WHAT THE TASK REQUIRES
Write out all of the entries exactly, please.

Data entries for graphics
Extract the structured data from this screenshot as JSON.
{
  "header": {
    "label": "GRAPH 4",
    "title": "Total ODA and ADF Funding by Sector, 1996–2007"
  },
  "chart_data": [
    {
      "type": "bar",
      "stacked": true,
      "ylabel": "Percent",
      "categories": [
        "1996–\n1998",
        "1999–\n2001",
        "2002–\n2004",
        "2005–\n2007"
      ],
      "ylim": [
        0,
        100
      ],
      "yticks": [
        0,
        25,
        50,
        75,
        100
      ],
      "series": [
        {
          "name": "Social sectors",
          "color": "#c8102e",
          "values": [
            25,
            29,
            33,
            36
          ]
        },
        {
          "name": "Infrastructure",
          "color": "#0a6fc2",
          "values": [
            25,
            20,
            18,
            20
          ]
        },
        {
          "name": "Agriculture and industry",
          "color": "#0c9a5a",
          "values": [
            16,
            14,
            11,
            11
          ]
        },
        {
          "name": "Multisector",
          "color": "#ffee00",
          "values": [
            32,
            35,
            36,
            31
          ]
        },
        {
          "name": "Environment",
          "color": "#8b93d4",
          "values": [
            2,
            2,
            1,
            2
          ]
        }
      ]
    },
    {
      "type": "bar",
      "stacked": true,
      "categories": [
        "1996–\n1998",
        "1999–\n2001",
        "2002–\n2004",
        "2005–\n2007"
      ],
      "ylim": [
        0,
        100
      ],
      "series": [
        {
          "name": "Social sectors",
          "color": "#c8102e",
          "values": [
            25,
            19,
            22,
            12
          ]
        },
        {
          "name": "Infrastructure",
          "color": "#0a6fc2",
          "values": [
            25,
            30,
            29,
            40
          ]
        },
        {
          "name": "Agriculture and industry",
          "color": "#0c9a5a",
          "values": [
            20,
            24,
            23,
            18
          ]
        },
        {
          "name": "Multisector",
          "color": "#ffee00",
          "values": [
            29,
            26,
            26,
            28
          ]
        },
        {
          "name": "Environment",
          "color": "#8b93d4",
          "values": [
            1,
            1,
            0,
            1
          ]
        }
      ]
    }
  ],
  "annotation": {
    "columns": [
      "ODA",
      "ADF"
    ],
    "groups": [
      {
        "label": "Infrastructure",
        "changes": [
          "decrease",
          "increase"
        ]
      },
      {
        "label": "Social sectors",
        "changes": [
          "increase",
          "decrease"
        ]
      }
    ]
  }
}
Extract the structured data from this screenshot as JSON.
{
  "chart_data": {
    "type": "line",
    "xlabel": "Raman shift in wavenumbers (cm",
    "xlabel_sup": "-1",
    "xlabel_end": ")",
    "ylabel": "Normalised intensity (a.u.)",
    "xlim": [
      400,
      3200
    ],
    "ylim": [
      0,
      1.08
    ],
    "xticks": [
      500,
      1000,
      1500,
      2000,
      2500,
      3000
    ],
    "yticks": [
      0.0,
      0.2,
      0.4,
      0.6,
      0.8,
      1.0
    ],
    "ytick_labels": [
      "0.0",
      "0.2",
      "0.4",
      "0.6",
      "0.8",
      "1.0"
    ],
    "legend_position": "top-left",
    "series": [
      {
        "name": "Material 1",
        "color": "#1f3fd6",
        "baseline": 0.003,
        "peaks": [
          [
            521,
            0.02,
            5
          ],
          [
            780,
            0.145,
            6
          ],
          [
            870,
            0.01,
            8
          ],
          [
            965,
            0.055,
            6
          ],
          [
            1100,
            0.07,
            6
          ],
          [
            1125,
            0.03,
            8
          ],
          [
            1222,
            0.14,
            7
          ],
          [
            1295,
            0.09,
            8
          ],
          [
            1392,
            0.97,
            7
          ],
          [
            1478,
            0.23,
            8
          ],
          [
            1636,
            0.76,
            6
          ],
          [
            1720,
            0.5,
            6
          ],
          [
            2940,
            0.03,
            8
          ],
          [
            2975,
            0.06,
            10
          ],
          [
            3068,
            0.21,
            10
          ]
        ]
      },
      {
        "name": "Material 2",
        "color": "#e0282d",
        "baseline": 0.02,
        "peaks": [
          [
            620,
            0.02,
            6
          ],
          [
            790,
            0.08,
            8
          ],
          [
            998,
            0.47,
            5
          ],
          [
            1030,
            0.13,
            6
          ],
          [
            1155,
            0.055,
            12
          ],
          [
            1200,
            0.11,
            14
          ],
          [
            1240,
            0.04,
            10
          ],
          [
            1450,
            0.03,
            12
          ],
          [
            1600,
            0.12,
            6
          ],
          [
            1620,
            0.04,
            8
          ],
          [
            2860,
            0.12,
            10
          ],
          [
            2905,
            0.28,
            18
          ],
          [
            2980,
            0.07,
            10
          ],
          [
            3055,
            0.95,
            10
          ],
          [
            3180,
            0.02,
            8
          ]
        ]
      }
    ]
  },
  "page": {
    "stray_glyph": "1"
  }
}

EXPECTED OUTPUT
Extract the structured data from this screenshot as JSON.
{
  "header": {
    "label": "GRAPH 4",
    "title": "Total ODA and ADF Funding by Sector, 1996–2007"
  },
  "chart_data": [
    {
      "type": "bar",
      "stacked": true,
      "ylabel": "Percent",
      "categories": [
        "1996–\n1998",
        "1999–\n2001",
        "2002–\n2004",
        "2005–\n2007"
      ],
      "ylim": [
        0,
        100
      ],
      "yticks": [
        0,
        25,
        50,
        75,
        100
      ],
      "series": [
        {
          "name": "Social sectors",
          "color": "#c8102e",
          "values": [
            25,
            29,
            33,
            36
          ]
        },
        {
          "name": "Infrastructure",
          "color": "#0a6fc2",
          "values": [
            25,
            20,
            18,
            20
          ]
        },
        {
          "name": "Agriculture and industry",
          "color": "#0c9a5a",
          "values": [
            16,
            14,
            11,
            11
          ]
        },
        {
          "name": "Multisector",
          "color": "#ffee00",
          "values": [
            32,
            35,
            36,
            31
          ]
        },
        {
          "name": "Environment",
          "color": "#8b93d4",
          "values": [
            2,
            2,
            1,
            2
          ]
        }
      ]
    },
    {
      "type": "bar",
      "stacked": true,
      "categories": [
        "1996–\n1998",
        "1999–\n2001",
        "2002–\n2004",
        "2005–\n2007"
      ],
      "ylim": [
        0,
        100
      ],
      "series": [
        {
          "name": "Social sectors",
          "color": "#c8102e",
          "values": [
            25,
            19,
            22,
            12
          ]
        },
        {
          "name": "Infrastructure",
          "color": "#0a6fc2",
          "values": [
            25,
            30,
            29,
            40
          ]
        },
        {
          "name": "Agriculture and industry",
          "color": "#0c9a5a",
          "values": [
            20,
            24,
            23,
            18
          ]
        },
        {
          "name": "Multisector",
          "color": "#ffee00",
          "values": [
            29,
            26,
            26,
            28
          ]
        },
        {
          "name": "Environment",
          "color": "#8b93d4",
          "values": [
            1,
            1,
            0,
            1
          ]
        }
      ]
    }
  ],
  "annotation": {
    "columns": [
      "ODA",
      "ADF"
    ],
    "groups": [
      {
        "label": "Infrastructure",
        "changes": [
          "decrease",
          "increase"
        ]
      },
      {
        "label": "Social sectors",
        "changes": [
          "increase",
          "decrease"
        ]
      }
    ]
  }
}
Extract the structured data from this screenshot as JSON.
{
  "chart_data": {
    "type": "line",
    "xlabel": "Raman shift in wavenumbers (cm",
    "xlabel_sup": "-1",
    "xlabel_end": ")",
    "ylabel": "Normalised intensity (a.u.)",
    "xlim": [
      400,
      3200
    ],
    "ylim": [
      0,
      1.08
    ],
    "xticks": [
      500,
      1000,
      1500,
      2000,
      2500,
      3000
    ],
    "yticks": [
      0.0,
      0.2,
      0.4,
      0.6,
      0.8,
      1.0
    ],
    "ytick_labels": [
      "0.0",
      "0.2",
      "0.4",
      "0.6",
      "0.8",
      "1.0"
    ],
    "legend_position": "top-left",
    "series": [
      {
        "name": "Material 1",
        "color": "#1f3fd6",
        "baseline": 0.003,
        "peaks": [
          [
            521,
            0.02,
            5
          ],
          [
            780,
            0.145,
            6
          ],
          [
            870,
            0.01,
            8
          ],
          [
            965,
            0.055,
            6
          ],
          [
            1100,
            0.07,
            6
          ],
          [
            1125,
            0.03,
            8
          ],
          [
            1222,
            0.14,
            7
          ],
          [
            1295,
            0.09,
            8
          ],
          [
            1392,
            0.97,
            7
          ],
          [
            1478,
            0.23,
            8
          ],
          [
            1636,
            0.76,
            6
          ],
          [
            1720,
            0.5,
            6
          ],
          [
            2940,
            0.03,
            8
          ],
          [
            2975,
            0.06,
            10
          ],
          [
            3068,
            0.21,
            10
          ]
        ]
      },
      {
        "name": "Material 2",
        "color": "#e0282d",
        "baseline": 0.02,
        "peaks": [
          [
            620,
            0.02,
            6
          ],
          [
            790,
            0.08,
            8
          ],
          [
            998,
            0.47,
            5
          ],
          [
            1030,
            0.13,
            6
          ],
          [
            1155,
            0.055,
            12
          ],
          [
            1200,
            0.11,
            14
          ],
          [
            1240,
            0.04,
            10
          ],
          [
            1450,
            0.03,
            12
          ],
          [
            1600,
            0.12,
            6
          ],
          [
            1620,
            0.04,
            8
          ],
          [
            2860,
            0.12,
            10
          ],
          [
            2905,
            0.28,
            18
          ],
          [
            2980,
            0.07,
            10
          ],
          [
            3055,
            0.95,
            10
          ],
          [
            3180,
            0.02,
            8
          ]
        ]
      }
    ]
  },
  "page": {
    "stray_glyph": "1"
  }
}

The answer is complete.